> **REQUIREMENT**
Set out every line bearing the string "Μαξιμιλιανοῦ".

> **RECORD EXTRACTS**

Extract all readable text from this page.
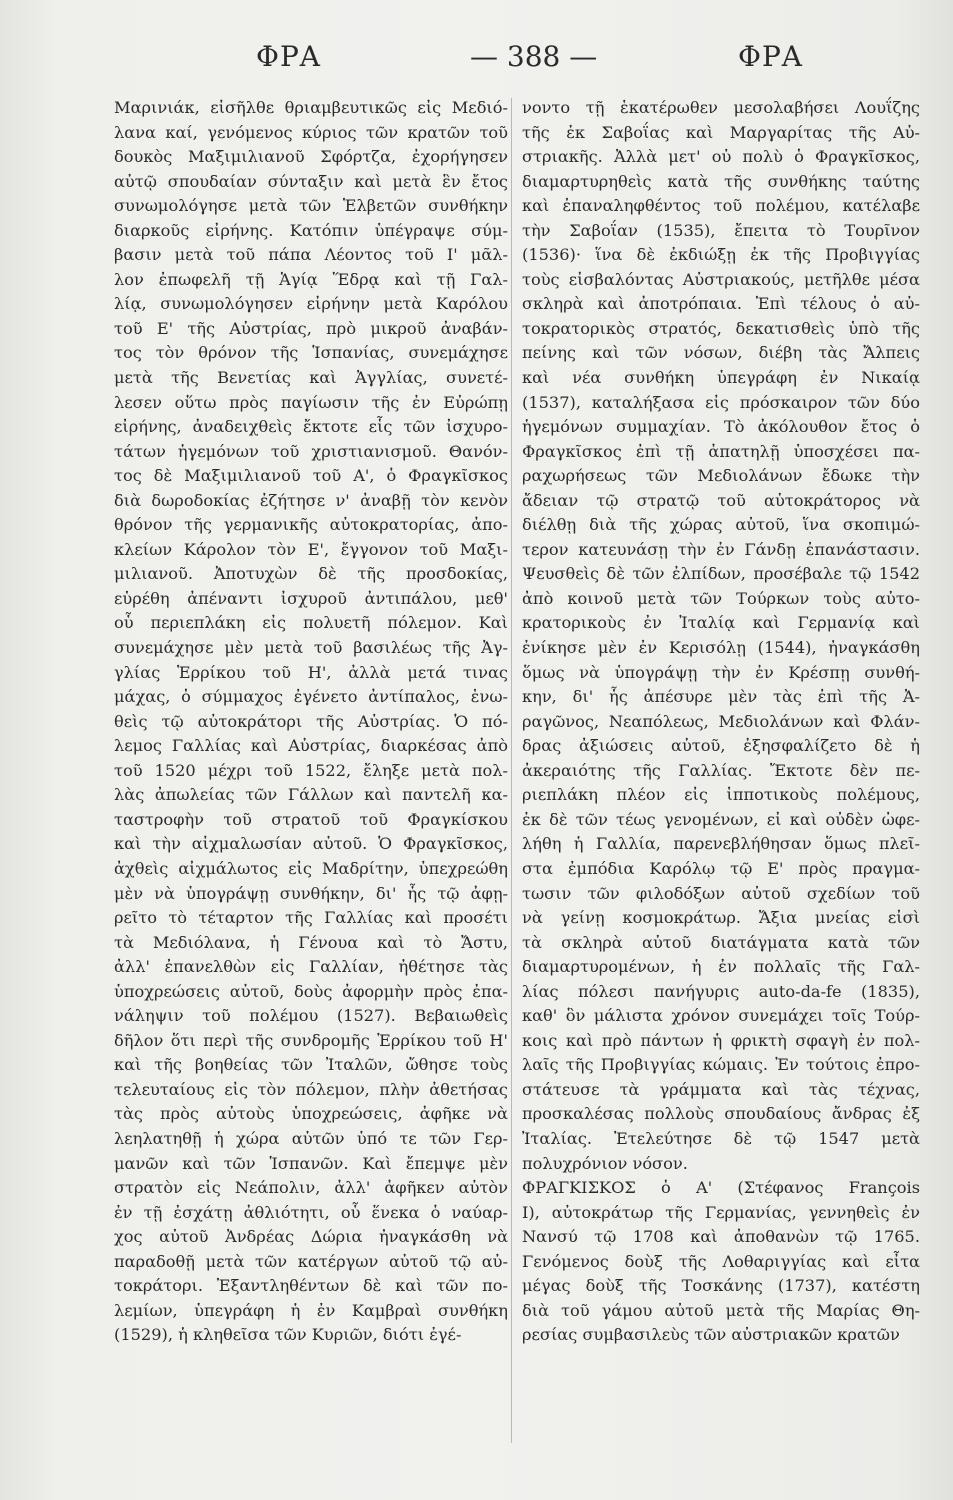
ΦΡΑ	— 388 —	ΦΡΑ
Μαρινιάκ, εἰσῆλθε θριαμβευτικῶς εἰς Μεδιό-
λανα καί, γενόμενος κύριος τῶν κρατῶν τοῦ
δουκὸς Μαξιμιλιανοῦ Σφόρτζα, ἐχορήγησεν
αὐτῷ σπουδαίαν σύνταξιν καὶ μετὰ ἓν ἔτος
συνωμολόγησε μετὰ τῶν Ἑλβετῶν συνθήκην
διαρκοῦς εἰρήνης. Κατόπιν ὑπέγραψε σύμ-
βασιν μετὰ τοῦ πάπα Λέοντος τοῦ Ι' μᾶλ-
λον ἐπωφελῆ τῇ Ἁγίᾳ Ἕδρᾳ καὶ τῇ Γαλ-
λίᾳ, συνωμολόγησεν εἰρήνην μετὰ Καρόλου
τοῦ Ε' τῆς Αὐστρίας, πρὸ μικροῦ ἀναβάν-
τος τὸν θρόνον τῆς Ἱσπανίας, συνεμάχησε
μετὰ τῆς Βενετίας καὶ Ἀγγλίας, συνετέ-
λεσεν οὕτω πρὸς παγίωσιν τῆς ἐν Εὐρώπῃ
εἰρήνης, ἀναδειχθεὶς ἔκτοτε εἷς τῶν ἰσχυρο-
τάτων ἡγεμόνων τοῦ χριστιανισμοῦ. Θανόν-
τος δὲ Μαξιμιλιανοῦ τοῦ Α', ὁ Φραγκῖσκος
διὰ δωροδοκίας ἐζήτησε ν' ἀναβῇ τὸν κενὸν
θρόνον τῆς γερμανικῆς αὐτοκρατορίας, ἀπο-
κλείων Κάρολον τὸν Ε', ἔγγονον τοῦ Μαξι-
μιλιανοῦ. Ἀποτυχὼν δὲ τῆς προσδοκίας,
εὑρέθη ἀπέναντι ἰσχυροῦ ἀντιπάλου, μεθ'
οὗ περιεπλάκη εἰς πολυετῆ πόλεμον. Καὶ
συνεμάχησε μὲν μετὰ τοῦ βασιλέως τῆς Ἀγ-
γλίας Ἑρρίκου τοῦ Η', ἀλλὰ μετά τινας
μάχας, ὁ σύμμαχος ἐγένετο ἀντίπαλος, ἑνω-
θεὶς τῷ αὐτοκράτορι τῆς Αὐστρίας. Ὁ πό-
λεμος Γαλλίας καὶ Αὐστρίας, διαρκέσας ἀπὸ
τοῦ 1520 μέχρι τοῦ 1522, ἔληξε μετὰ πολ-
λὰς ἀπωλείας τῶν Γάλλων καὶ παντελῆ κα-
ταστροφὴν τοῦ στρατοῦ τοῦ Φραγκίσκου
καὶ τὴν αἰχμαλωσίαν αὐτοῦ. Ὁ Φραγκῖσκος,
ἀχθεὶς αἰχμάλωτος εἰς Μαδρίτην, ὑπεχρεώθη
μὲν νὰ ὑπογράψῃ συνθήκην, δι' ἧς τῷ ἀφῃ-
ρεῖτο τὸ τέταρτον τῆς Γαλλίας καὶ προσέτι
τὰ Μεδιόλανα, ἡ Γένουα καὶ τὸ Ἄστυ,
ἀλλ' ἐπανελθὼν εἰς Γαλλίαν, ἠθέτησε τὰς
ὑποχρεώσεις αὐτοῦ, δοὺς ἀφορμὴν πρὸς ἐπα-
νάληψιν τοῦ πολέμου (1527). Βεβαιωθεὶς
δῆλον ὅτι περὶ τῆς συνδρομῆς Ἑρρίκου τοῦ Η'
καὶ τῆς βοηθείας τῶν Ἰταλῶν, ὤθησε τοὺς
τελευταίους εἰς τὸν πόλεμον, πλὴν ἀθετήσας
τὰς πρὸς αὐτοὺς ὑποχρεώσεις, ἀφῆκε νὰ
λεηλατηθῇ ἡ χώρα αὐτῶν ὑπό τε τῶν Γερ-
μανῶν καὶ τῶν Ἱσπανῶν. Καὶ ἔπεμψε μὲν
στρατὸν εἰς Νεάπολιν, ἀλλ' ἀφῆκεν αὐτὸν
ἐν τῇ ἐσχάτῃ ἀθλιότητι, οὗ ἕνεκα ὁ ναύαρ-
χος αὐτοῦ Ἀνδρέας Δώρια ἠναγκάσθη νὰ
παραδοθῇ μετὰ τῶν κατέργων αὐτοῦ τῷ αὐ-
τοκράτορι. Ἐξαντληθέντων δὲ καὶ τῶν πο-
λεμίων, ὑπεγράφη ἡ ἐν Καμβραὶ συνθήκη
(1529), ἡ κληθεῖσα τῶν Κυριῶν, διότι ἐγέ-
νοντο τῇ ἑκατέρωθεν μεσολαβήσει Λουΐζης
τῆς ἐκ Σαβοΐας καὶ Μαργαρίτας τῆς Αὐ-
στριακῆς. Ἀλλὰ μετ' οὐ πολὺ ὁ Φραγκῖσκος,
διαμαρτυρηθεὶς κατὰ τῆς συνθήκης ταύτης
καὶ ἐπαναληφθέντος τοῦ πολέμου, κατέλαβε
τὴν Σαβοΐαν (1535), ἔπειτα τὸ Τουρῖνον
(1536)· ἵνα δὲ ἐκδιώξῃ ἐκ τῆς Προβιγγίας
τοὺς εἰσβαλόντας Αὐστριακούς, μετῆλθε μέσα
σκληρὰ καὶ ἀποτρόπαια. Ἐπὶ τέλους ὁ αὐ-
τοκρατορικὸς στρατός, δεκατισθεὶς ὑπὸ τῆς
πείνης καὶ τῶν νόσων, διέβη τὰς Ἄλπεις
καὶ νέα συνθήκη ὑπεγράφη ἐν Νικαίᾳ
(1537), καταλήξασα εἰς πρόσκαιρον τῶν δύο
ἡγεμόνων συμμαχίαν. Τὸ ἀκόλουθον ἔτος ὁ
Φραγκῖσκος ἐπὶ τῇ ἀπατηλῇ ὑποσχέσει πα-
ραχωρήσεως τῶν Μεδιολάνων ἔδωκε τὴν
ἄδειαν τῷ στρατῷ τοῦ αὐτοκράτορος νὰ
διέλθῃ διὰ τῆς χώρας αὐτοῦ, ἵνα σκοπιμώ-
τερον κατευνάσῃ τὴν ἐν Γάνδῃ ἐπανάστασιν.
Ψευσθεὶς δὲ τῶν ἐλπίδων, προσέβαλε τῷ 1542
ἀπὸ κοινοῦ μετὰ τῶν Τούρκων τοὺς αὐτο-
κρατορικοὺς ἐν Ἰταλίᾳ καὶ Γερμανίᾳ καὶ
ἐνίκησε μὲν ἐν Κερισόλῃ (1544), ἠναγκάσθη
ὅμως νὰ ὑπογράψῃ τὴν ἐν Κρέσπῃ συνθή-
κην, δι' ἧς ἀπέσυρε μὲν τὰς ἐπὶ τῆς Ἀ-
ραγῶνος, Νεαπόλεως, Μεδιολάνων καὶ Φλάν-
δρας ἀξιώσεις αὐτοῦ, ἐξησφαλίζετο δὲ ἡ
ἀκεραιότης τῆς Γαλλίας. Ἔκτοτε δὲν πε-
ριεπλάκη πλέον εἰς ἱπποτικοὺς πολέμους,
ἐκ δὲ τῶν τέως γενομένων, εἰ καὶ οὐδὲν ὠφε-
λήθη ἡ Γαλλία, παρενεβλήθησαν ὅμως πλεῖ-
στα ἐμπόδια Καρόλῳ τῷ Ε' πρὸς πραγμα-
τωσιν τῶν φιλοδόξων αὐτοῦ σχεδίων τοῦ
νὰ γείνῃ κοσμοκράτωρ. Ἄξια μνείας εἰσὶ
τὰ σκληρὰ αὐτοῦ διατάγματα κατὰ τῶν
διαμαρτυρομένων, ἡ ἐν πολλαῖς τῆς Γαλ-
λίας πόλεσι πανήγυρις auto-da-fe (1835),
καθ' ὃν μάλιστα χρόνον συνεμάχει τοῖς Τούρ-
κοις καὶ πρὸ πάντων ἡ φρικτὴ σφαγὴ ἐν πολ-
λαῖς τῆς Προβιγγίας κώμαις. Ἐν τούτοις ἐπρο-
στάτευσε τὰ γράμματα καὶ τὰς τέχνας,
προσκαλέσας πολλοὺς σπουδαίους ἄνδρας ἐξ
Ἰταλίας. Ἐτελεύτησε δὲ τῷ 1547 μετὰ
πολυχρόνιον νόσον.
ΦΡΑΓΚΙΣΚΟΣ ὁ Α' (Στέφανος François
I), αὐτοκράτωρ τῆς Γερμανίας, γεννηθεὶς ἐν
Νανσύ τῷ 1708 καὶ ἀποθανὼν τῷ 1765.
Γενόμενος δοὺξ τῆς Λοθαριγγίας καὶ εἶτα
μέγας δοὺξ τῆς Τοσκάνης (1737), κατέστη
διὰ τοῦ γάμου αὐτοῦ μετὰ τῆς Μαρίας Θη-
ρεσίας συμβασιλεὺς τῶν αὐστριακῶν κρατῶν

> **RESPONSE TO THIS TASK**
δουκὸς Μαξιμιλιανοῦ Σφόρτζα, ἐχορήγησεν
τος δὲ Μαξιμιλιανοῦ τοῦ Α', ὁ Φραγκῖσκος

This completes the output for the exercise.